Stored records:
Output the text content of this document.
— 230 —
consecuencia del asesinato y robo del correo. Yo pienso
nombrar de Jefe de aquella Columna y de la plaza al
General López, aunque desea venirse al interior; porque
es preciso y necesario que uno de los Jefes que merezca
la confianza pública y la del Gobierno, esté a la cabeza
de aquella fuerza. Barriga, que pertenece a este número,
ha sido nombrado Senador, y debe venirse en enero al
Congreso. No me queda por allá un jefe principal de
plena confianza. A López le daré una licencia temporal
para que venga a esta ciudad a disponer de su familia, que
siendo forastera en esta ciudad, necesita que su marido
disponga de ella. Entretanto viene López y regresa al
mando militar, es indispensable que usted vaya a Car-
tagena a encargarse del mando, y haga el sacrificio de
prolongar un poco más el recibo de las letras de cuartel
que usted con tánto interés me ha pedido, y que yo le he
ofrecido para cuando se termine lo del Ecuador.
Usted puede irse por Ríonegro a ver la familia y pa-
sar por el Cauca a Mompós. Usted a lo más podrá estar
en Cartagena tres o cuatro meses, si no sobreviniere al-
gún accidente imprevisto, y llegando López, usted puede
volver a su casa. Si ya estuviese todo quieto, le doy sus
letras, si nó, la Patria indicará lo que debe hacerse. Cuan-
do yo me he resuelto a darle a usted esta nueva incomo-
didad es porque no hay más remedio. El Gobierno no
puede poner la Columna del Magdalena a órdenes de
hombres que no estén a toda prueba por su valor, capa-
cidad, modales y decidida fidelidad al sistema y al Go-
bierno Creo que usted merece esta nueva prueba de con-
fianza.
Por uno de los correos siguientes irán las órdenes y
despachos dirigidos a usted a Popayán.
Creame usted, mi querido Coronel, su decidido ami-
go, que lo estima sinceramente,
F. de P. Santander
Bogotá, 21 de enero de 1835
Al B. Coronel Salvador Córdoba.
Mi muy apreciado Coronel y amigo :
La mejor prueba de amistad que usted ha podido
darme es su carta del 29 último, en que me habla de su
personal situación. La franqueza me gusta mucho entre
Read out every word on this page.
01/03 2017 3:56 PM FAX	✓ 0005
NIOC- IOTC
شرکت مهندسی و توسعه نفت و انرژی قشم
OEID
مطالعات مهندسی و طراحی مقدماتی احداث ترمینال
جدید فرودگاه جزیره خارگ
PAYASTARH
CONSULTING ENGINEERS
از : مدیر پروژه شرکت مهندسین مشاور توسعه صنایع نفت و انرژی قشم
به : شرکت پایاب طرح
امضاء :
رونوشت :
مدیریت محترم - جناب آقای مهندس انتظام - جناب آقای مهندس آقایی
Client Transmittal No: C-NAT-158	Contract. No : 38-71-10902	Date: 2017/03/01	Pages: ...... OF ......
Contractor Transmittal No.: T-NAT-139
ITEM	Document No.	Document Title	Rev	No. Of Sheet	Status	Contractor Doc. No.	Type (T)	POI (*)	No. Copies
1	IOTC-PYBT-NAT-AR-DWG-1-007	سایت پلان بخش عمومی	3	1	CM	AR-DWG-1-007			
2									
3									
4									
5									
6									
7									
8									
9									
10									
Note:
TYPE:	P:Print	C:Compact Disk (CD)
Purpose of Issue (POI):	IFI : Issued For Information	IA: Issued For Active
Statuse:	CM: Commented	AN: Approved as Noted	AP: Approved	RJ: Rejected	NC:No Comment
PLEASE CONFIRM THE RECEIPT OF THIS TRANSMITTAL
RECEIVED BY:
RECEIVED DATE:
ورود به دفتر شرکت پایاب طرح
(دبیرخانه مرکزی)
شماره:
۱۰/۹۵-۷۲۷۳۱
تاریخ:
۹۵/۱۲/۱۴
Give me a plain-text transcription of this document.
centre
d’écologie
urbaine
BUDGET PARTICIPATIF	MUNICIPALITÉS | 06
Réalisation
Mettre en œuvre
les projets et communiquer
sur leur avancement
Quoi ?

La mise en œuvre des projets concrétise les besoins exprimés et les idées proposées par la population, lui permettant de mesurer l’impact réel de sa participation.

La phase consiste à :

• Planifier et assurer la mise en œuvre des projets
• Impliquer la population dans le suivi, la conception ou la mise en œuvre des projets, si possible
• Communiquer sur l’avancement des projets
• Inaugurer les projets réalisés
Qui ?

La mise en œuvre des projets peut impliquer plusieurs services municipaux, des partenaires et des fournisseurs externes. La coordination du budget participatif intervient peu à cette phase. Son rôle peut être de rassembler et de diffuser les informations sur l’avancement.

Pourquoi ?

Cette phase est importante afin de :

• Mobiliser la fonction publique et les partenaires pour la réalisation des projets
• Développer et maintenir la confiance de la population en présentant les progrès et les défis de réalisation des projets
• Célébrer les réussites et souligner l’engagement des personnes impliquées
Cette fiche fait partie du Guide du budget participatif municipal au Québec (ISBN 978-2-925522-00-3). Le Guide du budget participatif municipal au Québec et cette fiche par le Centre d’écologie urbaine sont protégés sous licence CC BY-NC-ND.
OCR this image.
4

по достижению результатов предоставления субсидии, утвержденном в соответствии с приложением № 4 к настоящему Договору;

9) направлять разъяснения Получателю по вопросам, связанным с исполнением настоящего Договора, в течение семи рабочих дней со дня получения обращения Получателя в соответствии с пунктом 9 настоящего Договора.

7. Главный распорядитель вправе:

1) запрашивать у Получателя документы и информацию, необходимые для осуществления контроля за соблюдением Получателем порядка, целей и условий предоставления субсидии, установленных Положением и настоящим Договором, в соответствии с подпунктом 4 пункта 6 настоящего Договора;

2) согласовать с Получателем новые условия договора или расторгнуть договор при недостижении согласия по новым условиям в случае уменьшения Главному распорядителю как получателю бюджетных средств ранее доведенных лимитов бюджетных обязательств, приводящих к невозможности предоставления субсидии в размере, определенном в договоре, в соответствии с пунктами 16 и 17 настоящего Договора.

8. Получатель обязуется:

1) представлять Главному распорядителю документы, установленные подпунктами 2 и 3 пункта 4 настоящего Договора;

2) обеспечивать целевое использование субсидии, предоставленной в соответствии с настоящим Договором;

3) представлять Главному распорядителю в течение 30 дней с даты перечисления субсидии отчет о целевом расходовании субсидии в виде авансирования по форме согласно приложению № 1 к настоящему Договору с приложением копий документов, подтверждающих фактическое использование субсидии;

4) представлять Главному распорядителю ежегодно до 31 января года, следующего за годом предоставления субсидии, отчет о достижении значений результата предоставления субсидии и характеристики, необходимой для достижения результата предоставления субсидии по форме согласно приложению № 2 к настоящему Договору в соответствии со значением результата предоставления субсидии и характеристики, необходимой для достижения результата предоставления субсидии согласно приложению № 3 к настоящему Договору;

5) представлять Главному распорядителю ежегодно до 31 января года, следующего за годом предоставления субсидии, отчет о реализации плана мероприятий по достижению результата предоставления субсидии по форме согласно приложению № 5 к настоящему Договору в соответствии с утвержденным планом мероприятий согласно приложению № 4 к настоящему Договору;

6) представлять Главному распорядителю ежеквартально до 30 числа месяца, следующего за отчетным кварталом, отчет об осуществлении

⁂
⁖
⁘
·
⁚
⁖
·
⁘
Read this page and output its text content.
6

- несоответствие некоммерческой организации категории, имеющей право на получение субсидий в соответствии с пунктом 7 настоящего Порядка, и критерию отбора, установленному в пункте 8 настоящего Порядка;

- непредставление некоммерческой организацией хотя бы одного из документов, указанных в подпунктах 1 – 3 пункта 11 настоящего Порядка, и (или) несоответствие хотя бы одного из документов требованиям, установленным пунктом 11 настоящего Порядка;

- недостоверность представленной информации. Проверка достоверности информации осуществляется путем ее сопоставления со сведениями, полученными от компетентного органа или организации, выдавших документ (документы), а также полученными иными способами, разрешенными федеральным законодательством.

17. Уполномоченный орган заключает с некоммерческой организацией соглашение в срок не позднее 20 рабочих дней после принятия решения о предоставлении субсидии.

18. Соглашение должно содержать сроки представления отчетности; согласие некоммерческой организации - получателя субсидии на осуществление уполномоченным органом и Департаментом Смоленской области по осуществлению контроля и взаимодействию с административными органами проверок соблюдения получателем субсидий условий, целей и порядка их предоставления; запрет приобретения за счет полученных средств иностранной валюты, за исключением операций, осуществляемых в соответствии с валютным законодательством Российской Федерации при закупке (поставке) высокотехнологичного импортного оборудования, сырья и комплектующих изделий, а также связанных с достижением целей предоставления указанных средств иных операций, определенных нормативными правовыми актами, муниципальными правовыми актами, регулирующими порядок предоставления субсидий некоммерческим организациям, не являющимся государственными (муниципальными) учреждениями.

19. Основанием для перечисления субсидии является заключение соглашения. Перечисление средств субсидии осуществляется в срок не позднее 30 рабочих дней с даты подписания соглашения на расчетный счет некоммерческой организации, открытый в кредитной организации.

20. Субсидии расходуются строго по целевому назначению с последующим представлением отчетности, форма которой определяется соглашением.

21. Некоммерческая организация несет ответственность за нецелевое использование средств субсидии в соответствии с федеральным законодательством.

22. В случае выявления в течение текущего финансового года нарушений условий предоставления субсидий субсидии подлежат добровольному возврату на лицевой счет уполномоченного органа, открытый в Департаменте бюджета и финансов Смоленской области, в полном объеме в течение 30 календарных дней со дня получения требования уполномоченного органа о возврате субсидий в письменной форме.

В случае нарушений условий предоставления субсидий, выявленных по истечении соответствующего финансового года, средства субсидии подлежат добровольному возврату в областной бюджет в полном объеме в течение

[Task goal] Find the word "возврату" in the data and copy out each line where it turns up.

[Result of this exercise]
22. В случае выявления в течение текущего финансового года нарушений условий предоставления субсидий субсидии подлежат добровольному возврату на лицевой счет уполномоченного органа, открытый в Департаменте бюджета и финансов Смоленской области, в полном объеме в течение 30 календарных дней со дня получения требования уполномоченного органа о возврате субсидий в письменной форме.
В случае нарушений условий предоставления субсидий, выявленных по истечении соответствующего финансового года, средства субсидии подлежат добровольному возврату в областной бюджет в полном объеме в течение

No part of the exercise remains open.